Identify and copy all lines of the material where the string "Rates" is found.

>> START Data supplied

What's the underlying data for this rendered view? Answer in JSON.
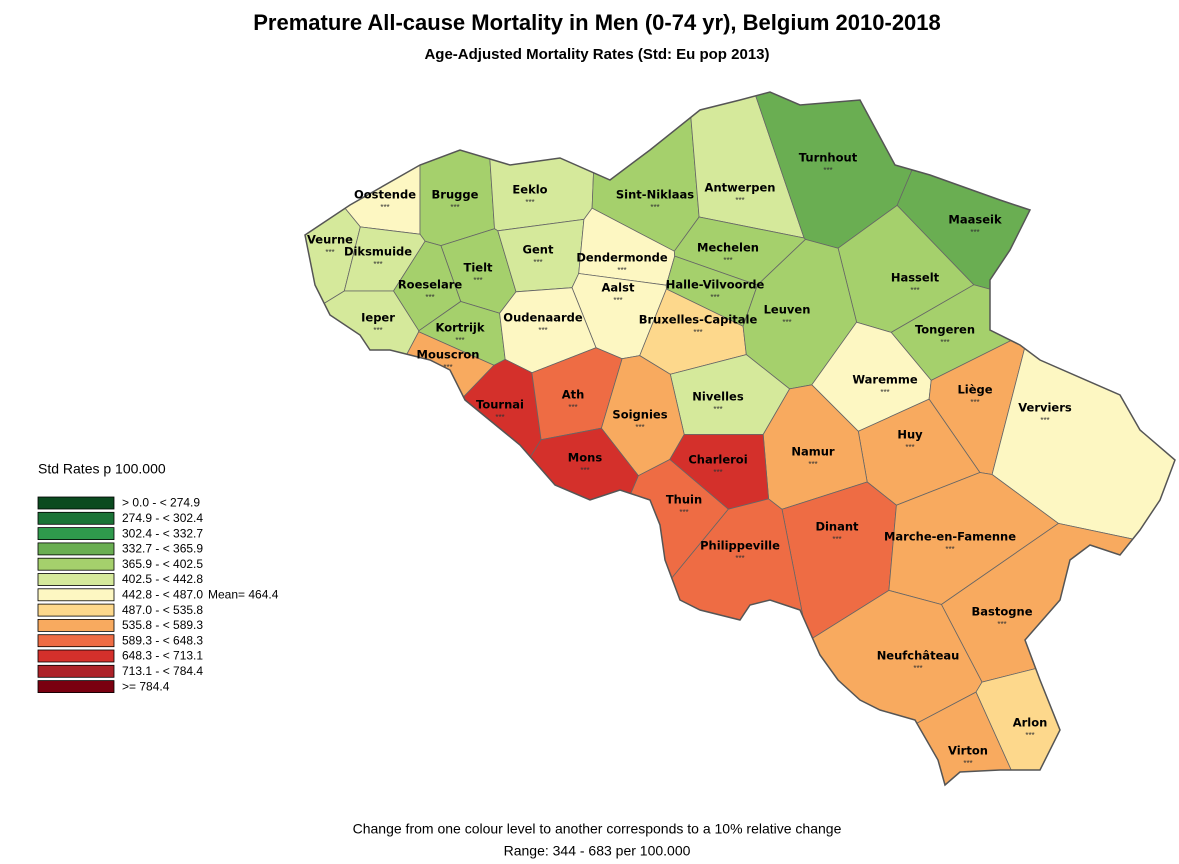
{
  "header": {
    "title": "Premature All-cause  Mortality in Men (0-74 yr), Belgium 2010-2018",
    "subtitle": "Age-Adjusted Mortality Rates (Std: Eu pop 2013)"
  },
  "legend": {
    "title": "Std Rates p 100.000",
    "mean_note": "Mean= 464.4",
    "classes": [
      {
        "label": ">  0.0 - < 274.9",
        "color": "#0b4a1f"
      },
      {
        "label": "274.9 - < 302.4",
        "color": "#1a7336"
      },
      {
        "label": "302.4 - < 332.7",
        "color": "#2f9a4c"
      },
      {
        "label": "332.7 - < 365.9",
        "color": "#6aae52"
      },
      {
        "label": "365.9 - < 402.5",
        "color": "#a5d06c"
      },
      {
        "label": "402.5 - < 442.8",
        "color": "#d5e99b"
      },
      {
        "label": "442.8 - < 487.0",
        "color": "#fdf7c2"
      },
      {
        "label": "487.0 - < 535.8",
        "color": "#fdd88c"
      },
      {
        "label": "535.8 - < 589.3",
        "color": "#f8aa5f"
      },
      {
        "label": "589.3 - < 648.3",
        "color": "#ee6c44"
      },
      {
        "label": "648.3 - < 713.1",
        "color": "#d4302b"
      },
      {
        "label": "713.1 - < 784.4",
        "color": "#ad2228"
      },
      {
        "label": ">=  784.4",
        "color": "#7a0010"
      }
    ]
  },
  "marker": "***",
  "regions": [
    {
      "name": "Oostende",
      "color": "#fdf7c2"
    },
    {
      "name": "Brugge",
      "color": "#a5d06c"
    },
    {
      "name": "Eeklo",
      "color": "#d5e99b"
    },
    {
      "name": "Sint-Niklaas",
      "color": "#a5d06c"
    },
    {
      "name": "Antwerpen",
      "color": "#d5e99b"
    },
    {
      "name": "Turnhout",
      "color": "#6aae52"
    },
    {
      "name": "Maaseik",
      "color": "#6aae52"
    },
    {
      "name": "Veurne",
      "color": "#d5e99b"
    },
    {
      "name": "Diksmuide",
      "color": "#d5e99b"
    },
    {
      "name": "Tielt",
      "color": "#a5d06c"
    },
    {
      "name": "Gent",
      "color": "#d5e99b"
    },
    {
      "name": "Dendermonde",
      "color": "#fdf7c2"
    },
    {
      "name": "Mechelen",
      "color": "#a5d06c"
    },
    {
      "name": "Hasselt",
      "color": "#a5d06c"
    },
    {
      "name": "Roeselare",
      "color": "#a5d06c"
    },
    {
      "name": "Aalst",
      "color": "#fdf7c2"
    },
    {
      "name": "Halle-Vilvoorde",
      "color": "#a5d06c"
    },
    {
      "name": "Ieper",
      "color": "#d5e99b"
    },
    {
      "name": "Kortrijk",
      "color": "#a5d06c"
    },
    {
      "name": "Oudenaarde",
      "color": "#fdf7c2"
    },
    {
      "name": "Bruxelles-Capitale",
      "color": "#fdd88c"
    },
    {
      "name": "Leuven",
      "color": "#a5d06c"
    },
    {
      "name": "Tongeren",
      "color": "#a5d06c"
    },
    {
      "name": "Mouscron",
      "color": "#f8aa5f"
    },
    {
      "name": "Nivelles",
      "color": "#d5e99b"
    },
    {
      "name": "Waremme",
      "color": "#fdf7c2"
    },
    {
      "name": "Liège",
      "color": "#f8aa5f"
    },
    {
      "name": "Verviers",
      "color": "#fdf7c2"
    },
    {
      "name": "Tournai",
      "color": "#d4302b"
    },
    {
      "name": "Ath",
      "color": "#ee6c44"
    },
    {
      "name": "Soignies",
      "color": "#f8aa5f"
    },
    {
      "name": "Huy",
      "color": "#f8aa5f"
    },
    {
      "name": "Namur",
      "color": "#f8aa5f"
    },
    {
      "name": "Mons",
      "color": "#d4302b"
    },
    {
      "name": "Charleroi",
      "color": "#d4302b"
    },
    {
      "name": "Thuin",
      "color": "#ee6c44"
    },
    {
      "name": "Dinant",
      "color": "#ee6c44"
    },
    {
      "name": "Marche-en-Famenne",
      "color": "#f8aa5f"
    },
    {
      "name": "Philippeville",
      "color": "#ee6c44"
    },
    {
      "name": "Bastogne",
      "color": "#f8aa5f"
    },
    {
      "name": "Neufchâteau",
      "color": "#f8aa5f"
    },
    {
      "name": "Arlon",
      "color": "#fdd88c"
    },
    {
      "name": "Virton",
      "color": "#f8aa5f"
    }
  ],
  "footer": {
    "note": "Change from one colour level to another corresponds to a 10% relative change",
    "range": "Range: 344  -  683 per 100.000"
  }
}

>> END Data supplied

◆ **Final result**:
    "subtitle": "Age-Adjusted Mortality Rates (Std: Eu pop 2013)"
    "title": "Std Rates p 100.000",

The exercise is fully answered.